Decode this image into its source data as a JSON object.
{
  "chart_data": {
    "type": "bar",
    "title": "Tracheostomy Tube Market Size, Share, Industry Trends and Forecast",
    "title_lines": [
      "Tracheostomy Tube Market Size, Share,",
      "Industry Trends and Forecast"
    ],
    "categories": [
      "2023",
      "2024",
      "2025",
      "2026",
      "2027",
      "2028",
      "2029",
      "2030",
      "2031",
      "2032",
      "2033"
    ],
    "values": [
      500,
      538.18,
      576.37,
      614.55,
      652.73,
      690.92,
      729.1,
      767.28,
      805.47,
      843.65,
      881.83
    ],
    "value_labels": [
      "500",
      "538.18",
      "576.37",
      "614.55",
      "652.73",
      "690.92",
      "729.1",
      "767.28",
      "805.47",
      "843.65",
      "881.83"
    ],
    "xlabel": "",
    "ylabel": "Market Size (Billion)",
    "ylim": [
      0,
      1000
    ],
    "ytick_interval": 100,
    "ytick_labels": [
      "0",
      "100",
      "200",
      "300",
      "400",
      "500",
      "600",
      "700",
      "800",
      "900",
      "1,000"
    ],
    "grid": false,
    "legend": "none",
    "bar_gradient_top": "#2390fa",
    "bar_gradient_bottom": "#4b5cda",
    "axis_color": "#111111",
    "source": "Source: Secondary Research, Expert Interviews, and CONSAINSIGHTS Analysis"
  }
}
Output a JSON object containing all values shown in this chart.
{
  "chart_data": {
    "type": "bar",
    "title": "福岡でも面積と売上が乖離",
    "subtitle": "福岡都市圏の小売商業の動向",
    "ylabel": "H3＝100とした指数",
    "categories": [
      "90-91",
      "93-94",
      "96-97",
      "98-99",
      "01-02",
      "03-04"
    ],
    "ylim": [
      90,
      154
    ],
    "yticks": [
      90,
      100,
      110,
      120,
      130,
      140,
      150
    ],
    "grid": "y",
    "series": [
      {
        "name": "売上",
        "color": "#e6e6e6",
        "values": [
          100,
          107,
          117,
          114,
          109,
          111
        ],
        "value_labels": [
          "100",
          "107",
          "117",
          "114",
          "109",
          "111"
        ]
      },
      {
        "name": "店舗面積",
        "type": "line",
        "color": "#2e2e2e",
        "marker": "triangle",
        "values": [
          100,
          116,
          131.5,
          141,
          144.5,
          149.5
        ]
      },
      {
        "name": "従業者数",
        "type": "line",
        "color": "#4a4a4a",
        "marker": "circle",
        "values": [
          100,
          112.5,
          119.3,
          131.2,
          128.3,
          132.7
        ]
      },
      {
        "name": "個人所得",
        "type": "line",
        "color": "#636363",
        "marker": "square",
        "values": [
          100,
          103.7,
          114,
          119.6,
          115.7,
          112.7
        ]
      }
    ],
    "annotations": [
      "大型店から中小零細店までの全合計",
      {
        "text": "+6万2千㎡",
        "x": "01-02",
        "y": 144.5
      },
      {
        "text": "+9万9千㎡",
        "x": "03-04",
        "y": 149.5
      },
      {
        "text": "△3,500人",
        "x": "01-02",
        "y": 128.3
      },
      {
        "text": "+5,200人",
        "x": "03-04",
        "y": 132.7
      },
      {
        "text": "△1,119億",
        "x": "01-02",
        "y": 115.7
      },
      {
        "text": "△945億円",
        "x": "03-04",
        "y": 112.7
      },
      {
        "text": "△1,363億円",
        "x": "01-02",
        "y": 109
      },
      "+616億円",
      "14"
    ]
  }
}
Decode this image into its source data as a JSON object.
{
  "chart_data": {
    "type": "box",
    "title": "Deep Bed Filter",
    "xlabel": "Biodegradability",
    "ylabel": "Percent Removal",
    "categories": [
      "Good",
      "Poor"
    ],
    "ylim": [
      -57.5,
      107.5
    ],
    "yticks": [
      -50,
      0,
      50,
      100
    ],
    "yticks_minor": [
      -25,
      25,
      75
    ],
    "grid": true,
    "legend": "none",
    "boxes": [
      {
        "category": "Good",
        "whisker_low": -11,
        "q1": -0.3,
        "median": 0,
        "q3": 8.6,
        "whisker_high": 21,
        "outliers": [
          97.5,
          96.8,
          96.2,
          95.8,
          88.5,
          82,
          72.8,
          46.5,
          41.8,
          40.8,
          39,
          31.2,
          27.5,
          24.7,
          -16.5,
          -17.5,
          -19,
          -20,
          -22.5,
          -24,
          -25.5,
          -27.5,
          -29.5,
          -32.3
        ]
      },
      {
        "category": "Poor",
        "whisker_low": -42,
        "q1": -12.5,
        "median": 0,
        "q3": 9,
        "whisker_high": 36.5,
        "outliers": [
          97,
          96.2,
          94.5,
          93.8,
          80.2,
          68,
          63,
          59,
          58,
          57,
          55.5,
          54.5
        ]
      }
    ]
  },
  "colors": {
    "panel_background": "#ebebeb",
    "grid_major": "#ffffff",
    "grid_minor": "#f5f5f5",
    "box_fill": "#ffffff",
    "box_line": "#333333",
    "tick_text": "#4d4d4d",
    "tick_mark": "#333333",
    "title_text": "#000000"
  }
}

---

### REQUIREMENT:
Say how many lines include the word "name"; reply with the number alone.

### OUTPUT OF THE TASK:
4